计算机科学 ›› 2023, Vol. 50 ›› Issue (6A): 220800211-7.doi: 10.11896/jsjkx.220800211
崔琳1,2, 崔晨露1, 刘政伟1, 薛凯1
CUI Lin1,2, CUI Chenlu1, LIU Zhengwei1, XUE Kai1
摘要: 传统MFCC不仅忽略了浊音信号中基音频率的影响,还不能表征语音的动态特征,因此提出利用滑动平均滤波器滤除浊音信号的基音频率,并在提取完静态MFCC特征后再通过提取其一阶差分与二阶差分来获取动态特征。将得到的特征送入模型中进行训练,为了构建更高效的语音情感识别模型,搭建了一种融合多头注意力机制的并行混合模型。多头注意力机制不仅可以有效防止梯度消失现象,构建更深层的网络,各个注意力头还可以执行不同的任务来提高准确率。最后进行情感特征分类,传统softmax在进行分类时类内距离可能会变大导致模型的置信度差,因此引入了中心损失函数,将两者联合来进行分类。实验结果表明,所提方法在RAVDESS数据集和EMO-DB数据集上的准确率可以分别达到98.15%和96.26%。
#####
* _任务_
把这段讲语音情感识别的摘要里,从“计算机科学 ›› 2023, Vol.”开头、一直到“98.15%和96.26%。”为止的部分,一字不差地抄下来。 后面这些行是另外的材料,跟上面的文字没有关系。
#####
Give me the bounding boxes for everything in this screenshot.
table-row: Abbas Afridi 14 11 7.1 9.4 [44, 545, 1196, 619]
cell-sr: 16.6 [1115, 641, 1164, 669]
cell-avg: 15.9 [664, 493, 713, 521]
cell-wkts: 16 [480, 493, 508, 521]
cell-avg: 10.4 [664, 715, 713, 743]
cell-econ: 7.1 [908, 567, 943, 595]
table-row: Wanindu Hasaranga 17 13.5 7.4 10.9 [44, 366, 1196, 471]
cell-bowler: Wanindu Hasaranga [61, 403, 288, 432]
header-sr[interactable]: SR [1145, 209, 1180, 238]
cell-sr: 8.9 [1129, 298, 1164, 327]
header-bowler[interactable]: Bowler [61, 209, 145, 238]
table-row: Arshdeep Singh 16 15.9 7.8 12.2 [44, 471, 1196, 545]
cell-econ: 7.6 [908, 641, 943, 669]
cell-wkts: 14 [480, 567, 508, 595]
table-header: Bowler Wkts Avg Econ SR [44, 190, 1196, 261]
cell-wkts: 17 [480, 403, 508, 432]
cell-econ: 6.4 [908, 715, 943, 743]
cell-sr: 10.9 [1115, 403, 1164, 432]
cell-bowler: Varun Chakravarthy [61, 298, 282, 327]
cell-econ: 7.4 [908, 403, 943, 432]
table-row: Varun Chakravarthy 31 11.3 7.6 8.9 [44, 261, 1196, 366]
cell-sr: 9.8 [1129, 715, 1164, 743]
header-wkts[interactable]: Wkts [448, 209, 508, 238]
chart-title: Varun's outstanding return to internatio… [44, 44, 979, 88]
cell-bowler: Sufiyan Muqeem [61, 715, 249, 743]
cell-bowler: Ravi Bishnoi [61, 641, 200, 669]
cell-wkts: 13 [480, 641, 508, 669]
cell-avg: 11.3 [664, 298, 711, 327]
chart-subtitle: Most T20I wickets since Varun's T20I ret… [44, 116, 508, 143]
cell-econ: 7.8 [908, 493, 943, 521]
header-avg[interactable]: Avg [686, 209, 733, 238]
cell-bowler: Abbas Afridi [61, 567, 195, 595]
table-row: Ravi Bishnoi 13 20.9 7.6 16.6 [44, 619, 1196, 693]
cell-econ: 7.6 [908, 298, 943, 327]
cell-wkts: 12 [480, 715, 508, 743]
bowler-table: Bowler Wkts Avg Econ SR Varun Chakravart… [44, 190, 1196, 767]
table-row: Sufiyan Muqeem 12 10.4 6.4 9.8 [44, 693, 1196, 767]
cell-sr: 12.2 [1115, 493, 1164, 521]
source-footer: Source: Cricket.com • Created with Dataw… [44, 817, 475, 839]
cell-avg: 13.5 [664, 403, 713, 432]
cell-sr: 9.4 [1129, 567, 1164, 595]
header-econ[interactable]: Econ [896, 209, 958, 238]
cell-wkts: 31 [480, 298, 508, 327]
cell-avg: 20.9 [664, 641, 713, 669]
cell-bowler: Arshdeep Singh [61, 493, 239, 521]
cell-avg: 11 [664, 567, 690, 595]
#####
* _答案_
计算机科学 ›› 2023, Vol. 50 ›› Issue (6A): 220800211-7.doi: 10.11896/jsjkx.220800211
崔琳1,2, 崔晨露1, 刘政伟1, 薛凯1
CUI Lin1,2, CUI Chenlu1, LIU Zhengwei1, XUE Kai1
摘要: 传统MFCC不仅忽略了浊音信号中基音频率的影响,还不能表征语音的动态特征,因此提出利用滑动平均滤波器滤除浊音信号的基音频率,并在提取完静态MFCC特征后再通过提取其一阶差分与二阶差分来获取动态特征。将得到的特征送入模型中进行训练,为了构建更高效的语音情感识别模型,搭建了一种融合多头注意力机制的并行混合模型。多头注意力机制不仅可以有效防止梯度消失现象,构建更深层的网络,各个注意力头还可以执行不同的任务来提高准确率。最后进行情感特征分类,传统softmax在进行分类时类内距离可能会变大导致模型的置信度差,因此引入了中心损失函数,将两者联合来进行分类。实验结果表明,所提方法在RAVDESS数据集和EMO-DB数据集上的准确率可以分别达到98.15%和96.26%。